§ WHAT YOU ARE ASKED TO DO
Write out each record again exactly as it stands.

§ DATASET CONTENT
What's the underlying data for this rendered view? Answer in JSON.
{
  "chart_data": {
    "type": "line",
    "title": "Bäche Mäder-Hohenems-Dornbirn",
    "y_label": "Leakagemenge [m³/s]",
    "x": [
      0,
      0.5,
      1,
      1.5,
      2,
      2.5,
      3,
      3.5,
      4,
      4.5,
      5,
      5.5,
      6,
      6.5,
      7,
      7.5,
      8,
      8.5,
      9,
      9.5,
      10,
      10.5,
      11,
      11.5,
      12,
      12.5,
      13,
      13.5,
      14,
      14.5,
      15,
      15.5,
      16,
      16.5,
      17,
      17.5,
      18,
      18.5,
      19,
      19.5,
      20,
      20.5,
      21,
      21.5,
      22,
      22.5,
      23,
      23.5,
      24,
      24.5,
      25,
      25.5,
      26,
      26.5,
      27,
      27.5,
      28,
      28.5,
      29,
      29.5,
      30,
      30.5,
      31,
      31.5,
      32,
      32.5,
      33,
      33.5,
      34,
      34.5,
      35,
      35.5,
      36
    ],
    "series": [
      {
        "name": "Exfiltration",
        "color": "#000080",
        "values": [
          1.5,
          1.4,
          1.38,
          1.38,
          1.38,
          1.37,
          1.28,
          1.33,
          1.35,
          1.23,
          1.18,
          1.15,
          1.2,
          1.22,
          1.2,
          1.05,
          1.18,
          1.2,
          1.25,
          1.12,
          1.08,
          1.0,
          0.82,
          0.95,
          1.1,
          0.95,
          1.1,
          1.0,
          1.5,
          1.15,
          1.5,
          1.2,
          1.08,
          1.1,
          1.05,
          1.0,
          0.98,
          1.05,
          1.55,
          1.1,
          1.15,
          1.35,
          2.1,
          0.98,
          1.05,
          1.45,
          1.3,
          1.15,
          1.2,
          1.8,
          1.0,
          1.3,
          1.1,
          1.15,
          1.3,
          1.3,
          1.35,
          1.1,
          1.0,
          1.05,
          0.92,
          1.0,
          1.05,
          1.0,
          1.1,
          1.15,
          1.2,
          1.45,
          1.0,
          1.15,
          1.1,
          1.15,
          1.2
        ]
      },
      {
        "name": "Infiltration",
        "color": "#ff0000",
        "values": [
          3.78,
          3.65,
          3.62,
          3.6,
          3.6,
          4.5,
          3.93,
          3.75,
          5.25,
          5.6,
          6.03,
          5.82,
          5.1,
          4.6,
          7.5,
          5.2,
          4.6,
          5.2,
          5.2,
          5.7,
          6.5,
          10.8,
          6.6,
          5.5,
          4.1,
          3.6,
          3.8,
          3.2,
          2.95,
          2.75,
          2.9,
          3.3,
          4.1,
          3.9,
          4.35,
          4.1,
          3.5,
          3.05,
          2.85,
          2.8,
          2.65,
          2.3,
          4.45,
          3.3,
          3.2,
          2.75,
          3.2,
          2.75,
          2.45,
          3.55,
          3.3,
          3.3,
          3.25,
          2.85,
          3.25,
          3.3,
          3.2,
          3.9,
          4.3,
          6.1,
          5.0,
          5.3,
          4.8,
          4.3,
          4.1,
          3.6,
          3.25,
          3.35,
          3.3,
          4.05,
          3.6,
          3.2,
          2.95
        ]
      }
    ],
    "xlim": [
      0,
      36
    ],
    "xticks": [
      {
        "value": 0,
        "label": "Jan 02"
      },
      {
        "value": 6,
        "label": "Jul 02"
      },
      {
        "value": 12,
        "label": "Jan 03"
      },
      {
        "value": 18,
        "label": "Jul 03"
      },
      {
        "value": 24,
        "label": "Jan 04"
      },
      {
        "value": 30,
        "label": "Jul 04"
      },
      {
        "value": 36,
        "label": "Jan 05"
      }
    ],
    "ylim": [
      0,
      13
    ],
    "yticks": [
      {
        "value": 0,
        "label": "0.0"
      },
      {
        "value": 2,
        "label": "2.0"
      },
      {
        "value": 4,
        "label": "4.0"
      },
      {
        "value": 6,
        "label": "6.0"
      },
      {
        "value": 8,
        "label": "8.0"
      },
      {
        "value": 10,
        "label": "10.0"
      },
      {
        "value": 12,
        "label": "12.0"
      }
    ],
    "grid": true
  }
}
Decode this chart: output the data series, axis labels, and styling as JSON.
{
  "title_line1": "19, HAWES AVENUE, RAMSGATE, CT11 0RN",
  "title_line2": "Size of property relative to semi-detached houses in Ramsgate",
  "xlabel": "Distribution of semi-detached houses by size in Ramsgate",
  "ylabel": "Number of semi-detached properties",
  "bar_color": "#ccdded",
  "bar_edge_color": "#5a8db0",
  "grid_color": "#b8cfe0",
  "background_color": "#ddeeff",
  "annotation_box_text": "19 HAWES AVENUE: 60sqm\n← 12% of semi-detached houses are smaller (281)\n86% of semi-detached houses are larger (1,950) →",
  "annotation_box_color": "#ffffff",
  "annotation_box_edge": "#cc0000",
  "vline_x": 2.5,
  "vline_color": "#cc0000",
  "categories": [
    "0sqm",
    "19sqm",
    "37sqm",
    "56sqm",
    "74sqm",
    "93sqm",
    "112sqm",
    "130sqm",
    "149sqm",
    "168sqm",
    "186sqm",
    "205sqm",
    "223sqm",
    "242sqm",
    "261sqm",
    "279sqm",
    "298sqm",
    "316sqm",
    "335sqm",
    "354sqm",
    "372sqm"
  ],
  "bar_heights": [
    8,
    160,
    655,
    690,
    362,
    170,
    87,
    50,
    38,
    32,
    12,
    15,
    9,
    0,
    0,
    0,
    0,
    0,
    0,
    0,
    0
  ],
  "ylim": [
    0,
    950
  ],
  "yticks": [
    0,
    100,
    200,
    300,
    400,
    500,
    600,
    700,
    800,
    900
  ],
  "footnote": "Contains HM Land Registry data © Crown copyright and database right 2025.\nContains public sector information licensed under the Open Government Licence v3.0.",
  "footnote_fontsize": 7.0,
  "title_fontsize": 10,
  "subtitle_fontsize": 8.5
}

§ SOLUTION FOR THIS EXERCISE
What's the underlying data for this rendered view? Answer in JSON.
{
  "chart_data": {
    "type": "line",
    "title": "Bäche Mäder-Hohenems-Dornbirn",
    "y_label": "Leakagemenge [m³/s]",
    "x": [
      0,
      0.5,
      1,
      1.5,
      2,
      2.5,
      3,
      3.5,
      4,
      4.5,
      5,
      5.5,
      6,
      6.5,
      7,
      7.5,
      8,
      8.5,
      9,
      9.5,
      10,
      10.5,
      11,
      11.5,
      12,
      12.5,
      13,
      13.5,
      14,
      14.5,
      15,
      15.5,
      16,
      16.5,
      17,
      17.5,
      18,
      18.5,
      19,
      19.5,
      20,
      20.5,
      21,
      21.5,
      22,
      22.5,
      23,
      23.5,
      24,
      24.5,
      25,
      25.5,
      26,
      26.5,
      27,
      27.5,
      28,
      28.5,
      29,
      29.5,
      30,
      30.5,
      31,
      31.5,
      32,
      32.5,
      33,
      33.5,
      34,
      34.5,
      35,
      35.5,
      36
    ],
    "series": [
      {
        "name": "Exfiltration",
        "color": "#000080",
        "values": [
          1.5,
          1.4,
          1.38,
          1.38,
          1.38,
          1.37,
          1.28,
          1.33,
          1.35,
          1.23,
          1.18,
          1.15,
          1.2,
          1.22,
          1.2,
          1.05,
          1.18,
          1.2,
          1.25,
          1.12,
          1.08,
          1.0,
          0.82,
          0.95,
          1.1,
          0.95,
          1.1,
          1.0,
          1.5,
          1.15,
          1.5,
          1.2,
          1.08,
          1.1,
          1.05,
          1.0,
          0.98,
          1.05,
          1.55,
          1.1,
          1.15,
          1.35,
          2.1,
          0.98,
          1.05,
          1.45,
          1.3,
          1.15,
          1.2,
          1.8,
          1.0,
          1.3,
          1.1,
          1.15,
          1.3,
          1.3,
          1.35,
          1.1,
          1.0,
          1.05,
          0.92,
          1.0,
          1.05,
          1.0,
          1.1,
          1.15,
          1.2,
          1.45,
          1.0,
          1.15,
          1.1,
          1.15,
          1.2
        ]
      },
      {
        "name": "Infiltration",
        "color": "#ff0000",
        "values": [
          3.78,
          3.65,
          3.62,
          3.6,
          3.6,
          4.5,
          3.93,
          3.75,
          5.25,
          5.6,
          6.03,
          5.82,
          5.1,
          4.6,
          7.5,
          5.2,
          4.6,
          5.2,
          5.2,
          5.7,
          6.5,
          10.8,
          6.6,
          5.5,
          4.1,
          3.6,
          3.8,
          3.2,
          2.95,
          2.75,
          2.9,
          3.3,
          4.1,
          3.9,
          4.35,
          4.1,
          3.5,
          3.05,
          2.85,
          2.8,
          2.65,
          2.3,
          4.45,
          3.3,
          3.2,
          2.75,
          3.2,
          2.75,
          2.45,
          3.55,
          3.3,
          3.3,
          3.25,
          2.85,
          3.25,
          3.3,
          3.2,
          3.9,
          4.3,
          6.1,
          5.0,
          5.3,
          4.8,
          4.3,
          4.1,
          3.6,
          3.25,
          3.35,
          3.3,
          4.05,
          3.6,
          3.2,
          2.95
        ]
      }
    ],
    "xlim": [
      0,
      36
    ],
    "xticks": [
      {
        "value": 0,
        "label": "Jan 02"
      },
      {
        "value": 6,
        "label": "Jul 02"
      },
      {
        "value": 12,
        "label": "Jan 03"
      },
      {
        "value": 18,
        "label": "Jul 03"
      },
      {
        "value": 24,
        "label": "Jan 04"
      },
      {
        "value": 30,
        "label": "Jul 04"
      },
      {
        "value": 36,
        "label": "Jan 05"
      }
    ],
    "ylim": [
      0,
      13
    ],
    "yticks": [
      {
        "value": 0,
        "label": "0.0"
      },
      {
        "value": 2,
        "label": "2.0"
      },
      {
        "value": 4,
        "label": "4.0"
      },
      {
        "value": 6,
        "label": "6.0"
      },
      {
        "value": 8,
        "label": "8.0"
      },
      {
        "value": 10,
        "label": "10.0"
      },
      {
        "value": 12,
        "label": "12.0"
      }
    ],
    "grid": true
  }
}
Decode this chart: output the data series, axis labels, and styling as JSON.
{
  "title_line1": "19, HAWES AVENUE, RAMSGATE, CT11 0RN",
  "title_line2": "Size of property relative to semi-detached houses in Ramsgate",
  "xlabel": "Distribution of semi-detached houses by size in Ramsgate",
  "ylabel": "Number of semi-detached properties",
  "bar_color": "#ccdded",
  "bar_edge_color": "#5a8db0",
  "grid_color": "#b8cfe0",
  "background_color": "#ddeeff",
  "annotation_box_text": "19 HAWES AVENUE: 60sqm\n← 12% of semi-detached houses are smaller (281)\n86% of semi-detached houses are larger (1,950) →",
  "annotation_box_color": "#ffffff",
  "annotation_box_edge": "#cc0000",
  "vline_x": 2.5,
  "vline_color": "#cc0000",
  "categories": [
    "0sqm",
    "19sqm",
    "37sqm",
    "56sqm",
    "74sqm",
    "93sqm",
    "112sqm",
    "130sqm",
    "149sqm",
    "168sqm",
    "186sqm",
    "205sqm",
    "223sqm",
    "242sqm",
    "261sqm",
    "279sqm",
    "298sqm",
    "316sqm",
    "335sqm",
    "354sqm",
    "372sqm"
  ],
  "bar_heights": [
    8,
    160,
    655,
    690,
    362,
    170,
    87,
    50,
    38,
    32,
    12,
    15,
    9,
    0,
    0,
    0,
    0,
    0,
    0,
    0,
    0
  ],
  "ylim": [
    0,
    950
  ],
  "yticks": [
    0,
    100,
    200,
    300,
    400,
    500,
    600,
    700,
    800,
    900
  ],
  "footnote": "Contains HM Land Registry data © Crown copyright and database right 2025.\nContains public sector information licensed under the Open Government Licence v3.0.",
  "footnote_fontsize": 7.0,
  "title_fontsize": 10,
  "subtitle_fontsize": 8.5
}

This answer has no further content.